[Dataset items]
● ● ● ● ● ● ●
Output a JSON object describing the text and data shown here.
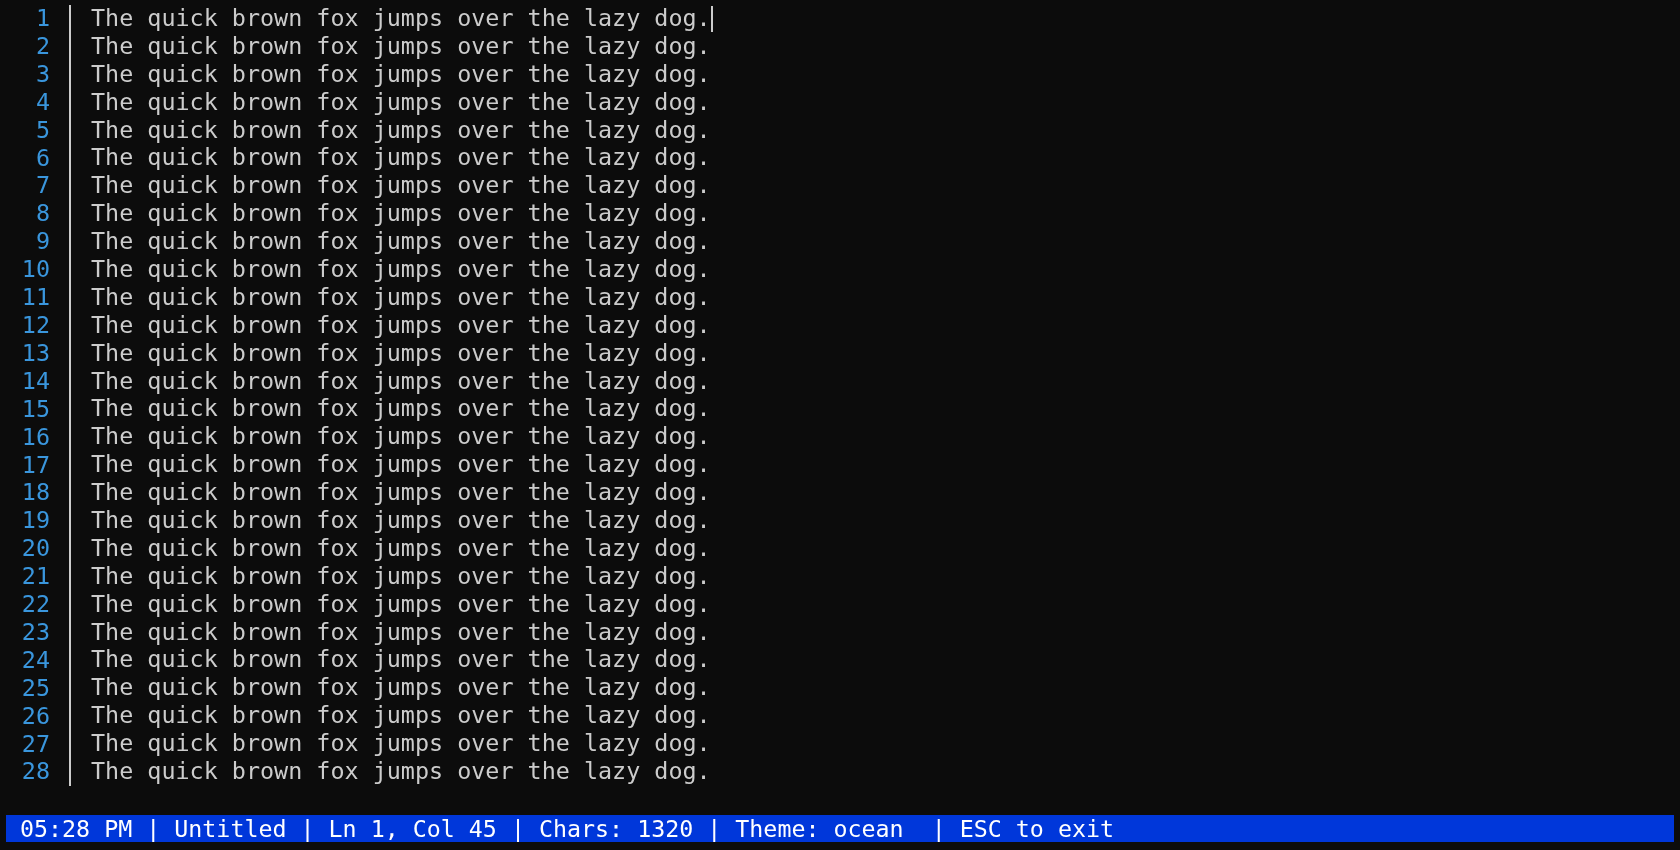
{
  "lines": [
    {
      "number": "1",
      "text": "The quick brown fox jumps over the lazy dog.",
      "cursor": true
    },
    {
      "number": "2",
      "text": "The quick brown fox jumps over the lazy dog.",
      "cursor": false
    },
    {
      "number": "3",
      "text": "The quick brown fox jumps over the lazy dog.",
      "cursor": false
    },
    {
      "number": "4",
      "text": "The quick brown fox jumps over the lazy dog.",
      "cursor": false
    },
    {
      "number": "5",
      "text": "The quick brown fox jumps over the lazy dog.",
      "cursor": false
    },
    {
      "number": "6",
      "text": "The quick brown fox jumps over the lazy dog.",
      "cursor": false
    },
    {
      "number": "7",
      "text": "The quick brown fox jumps over the lazy dog.",
      "cursor": false
    },
    {
      "number": "8",
      "text": "The quick brown fox jumps over the lazy dog.",
      "cursor": false
    },
    {
      "number": "9",
      "text": "The quick brown fox jumps over the lazy dog.",
      "cursor": false
    },
    {
      "number": "10",
      "text": "The quick brown fox jumps over the lazy dog.",
      "cursor": false
    },
    {
      "number": "11",
      "text": "The quick brown fox jumps over the lazy dog.",
      "cursor": false
    },
    {
      "number": "12",
      "text": "The quick brown fox jumps over the lazy dog.",
      "cursor": false
    },
    {
      "number": "13",
      "text": "The quick brown fox jumps over the lazy dog.",
      "cursor": false
    },
    {
      "number": "14",
      "text": "The quick brown fox jumps over the lazy dog.",
      "cursor": false
    },
    {
      "number": "15",
      "text": "The quick brown fox jumps over the lazy dog.",
      "cursor": false
    },
    {
      "number": "16",
      "text": "The quick brown fox jumps over the lazy dog.",
      "cursor": false
    },
    {
      "number": "17",
      "text": "The quick brown fox jumps over the lazy dog.",
      "cursor": false
    },
    {
      "number": "18",
      "text": "The quick brown fox jumps over the lazy dog.",
      "cursor": false
    },
    {
      "number": "19",
      "text": "The quick brown fox jumps over the lazy dog.",
      "cursor": false
    },
    {
      "number": "20",
      "text": "The quick brown fox jumps over the lazy dog.",
      "cursor": false
    },
    {
      "number": "21",
      "text": "The quick brown fox jumps over the lazy dog.",
      "cursor": false
    },
    {
      "number": "22",
      "text": "The quick brown fox jumps over the lazy dog.",
      "cursor": false
    },
    {
      "number": "23",
      "text": "The quick brown fox jumps over the lazy dog.",
      "cursor": false
    },
    {
      "number": "24",
      "text": "The quick brown fox jumps over the lazy dog.",
      "cursor": false
    },
    {
      "number": "25",
      "text": "The quick brown fox jumps over the lazy dog.",
      "cursor": false
    },
    {
      "number": "26",
      "text": "The quick brown fox jumps over the lazy dog.",
      "cursor": false
    },
    {
      "number": "27",
      "text": "The quick brown fox jumps over the lazy dog.",
      "cursor": false
    },
    {
      "number": "28",
      "text": "The quick brown fox jumps over the lazy dog.",
      "cursor": false
    }
  ],
  "status_bar": {
    "text": "05:28 PM | Untitled | Ln 1, Col 45 | Chars: 1320 | Theme: ocean  | ESC to exit"
  }
}
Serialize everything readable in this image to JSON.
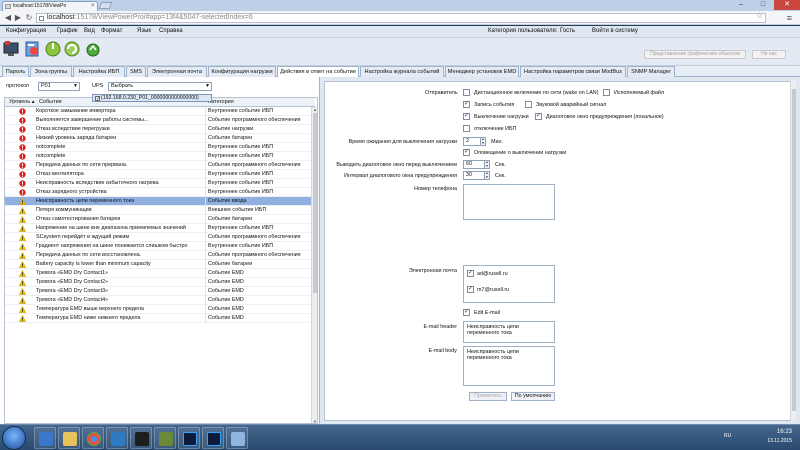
{
  "browser": {
    "tab_title": "localhost:15178/ViewPo",
    "tab_close": "×",
    "url_host": "localhost",
    "url_path": ":15178/ViewPowerPro/#app=13f4&5047-selectedIndex=6",
    "back": "◀",
    "forward": "▶",
    "reload": "↻",
    "star": "☆",
    "menu": "≡",
    "min": "–",
    "max": "□",
    "close": "✕"
  },
  "app": {
    "menu": [
      "Конфигурация",
      "График",
      "Вид",
      "Формат",
      "Язык",
      "Справка"
    ],
    "user_category_label": "Категория пользователя:",
    "user_category_value": "Гость",
    "login_link": "Войти в систему",
    "toolbar_right_buttons": [
      "Представление графических объектов",
      "Не нас"
    ],
    "tabs": [
      "Пароль",
      "Зона группы",
      "Настройка ИБП",
      "SMS",
      "Электронная почта",
      "Конфигурация нагрузки",
      "Действия в ответ на событие",
      "Настройка журнала событий",
      "Менеджер установок EMD",
      "Настройка параметров связи ModBus",
      "SNMP Manager"
    ],
    "active_tab_index": 6
  },
  "left": {
    "protocol_label": "протокол",
    "protocol_value": "P01",
    "ups_label": "UPS",
    "ups_value": "Выбрать",
    "dropdown_item": "(192.168.0.230_P01_0000000000000000)",
    "dropdown_checked": "✓",
    "headers": [
      "Уровень ▴",
      "Событие",
      "Категория"
    ],
    "rows": [
      {
        "sev": "error",
        "event": "Короткое замыкание инвертора",
        "cat": "Внутреннее событие ИБП"
      },
      {
        "sev": "error",
        "event": "Выполняется завершение работы системы...",
        "cat": "Событие программного обеспечения"
      },
      {
        "sev": "error",
        "event": "Отказ вследствие перегрузки",
        "cat": "Событие нагрузки"
      },
      {
        "sev": "error",
        "event": "Низкий уровень заряда батареи",
        "cat": "Событие батареи"
      },
      {
        "sev": "error",
        "event": "notcomplete",
        "cat": "Внутреннее событие ИБП"
      },
      {
        "sev": "error",
        "event": "notcomplete",
        "cat": "Внутреннее событие ИБП"
      },
      {
        "sev": "error",
        "event": "Передача данных по сети прервана.",
        "cat": "Событие программного обеспечения"
      },
      {
        "sev": "error",
        "event": "Отказ вентилятора",
        "cat": "Внутреннее событие ИБП"
      },
      {
        "sev": "error",
        "event": "Неисправность вследствие избыточного нагрева",
        "cat": "Внутреннее событие ИБП"
      },
      {
        "sev": "error",
        "event": "Отказ зарядного устройства",
        "cat": "Внутреннее событие ИБП"
      },
      {
        "sev": "warn",
        "event": "Неисправность цепи переменного тока",
        "cat": "Событие ввода",
        "selected": true
      },
      {
        "sev": "warn",
        "event": "Потеря коммуникации",
        "cat": "Внешнее событие ИБП"
      },
      {
        "sev": "warn",
        "event": "Отказ самотестирования батареи",
        "cat": "Событие батареи"
      },
      {
        "sev": "warn",
        "event": "Напряжение на шине вне диапазона приемлемых значений",
        "cat": "Внутреннее событие ИБП"
      },
      {
        "sev": "warn",
        "event": "SCsystem перейдёт в ждущий режим",
        "cat": "Событие программного обеспечения"
      },
      {
        "sev": "warn",
        "event": "Градиент напряжения на шине понижается слишком быстро",
        "cat": "Внутреннее событие ИБП"
      },
      {
        "sev": "warn",
        "event": "Передача данных по сети восстановлена.",
        "cat": "Событие программного обеспечения"
      },
      {
        "sev": "warn",
        "event": "Battery capacity is lower than minimum capacity",
        "cat": "Событие батареи"
      },
      {
        "sev": "warn",
        "event": "Тревога «EMD Dry Contact1»",
        "cat": "Событие EMD"
      },
      {
        "sev": "warn",
        "event": "Тревога «EMD Dry Contact2»",
        "cat": "Событие EMD"
      },
      {
        "sev": "warn",
        "event": "Тревога «EMD Dry Contact3»",
        "cat": "Событие EMD"
      },
      {
        "sev": "warn",
        "event": "Тревога «EMD Dry Contact4»",
        "cat": "Событие EMD"
      },
      {
        "sev": "warn",
        "event": "Температура EMD выше верхнего предела",
        "cat": "Событие EMD"
      },
      {
        "sev": "warn",
        "event": "Температура EMD ниже нижнего предела",
        "cat": "Событие EMD"
      }
    ]
  },
  "right": {
    "sender_label": "Отправитель",
    "checks": {
      "remote": {
        "label": "Дистанционное включение по сети (wake on LAN)",
        "checked": false
      },
      "exec": {
        "label": "Исполняемый файл",
        "checked": false
      },
      "log": {
        "label": "Запись события",
        "checked": true
      },
      "sound": {
        "label": "Звуковой аварийный сигнал",
        "checked": false
      },
      "load_off": {
        "label": "Выключение нагрузки",
        "checked": true
      },
      "dialog": {
        "label": "Диалоговое окно предупреждения (локальное)",
        "checked": true
      },
      "ups_off": {
        "label": "отключение ИБП",
        "checked": false
      },
      "notify": {
        "label": "Оповещение о выключении нагрузки",
        "checked": true
      },
      "edit_email": {
        "label": "Edit E-mail",
        "checked": true
      }
    },
    "wait_label": "Время ожидания для выключения нагрузки",
    "wait_value": "2",
    "wait_unit": "Мин.",
    "dialog_before_label": "Выводить диалоговое окно перед выключением",
    "dialog_before_value": "60",
    "dialog_before_unit": "Сек.",
    "interval_label": "Интервал диалогового окна предупреждения",
    "interval_value": "30",
    "interval_unit": "Сек.",
    "phone_label": "Номер телефона",
    "email_label": "Электронная почта",
    "emails": [
      "ad@rusell.ru",
      "m7@rusell.ru"
    ],
    "email_header_label": "E-mail header",
    "email_header_value": "Неисправность цепи переменного тока",
    "email_body_label": "E-mail body",
    "email_body_value": "Неисправность цепи переменного тока",
    "apply_button": "Применить",
    "default_button": "По умолчанию"
  },
  "taskbar": {
    "lang": "RU",
    "time": "16:23",
    "date": "13.11.2015"
  },
  "colors": {
    "error": "#d92626",
    "warn": "#f2c200",
    "selected_row": "#8fb0e0"
  }
}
● ● ● ● ● ● ●
Report how many lines in the listing above include the word "тока". Give nothing but the number.

(ANSWER TO THIS EXERCISE):
3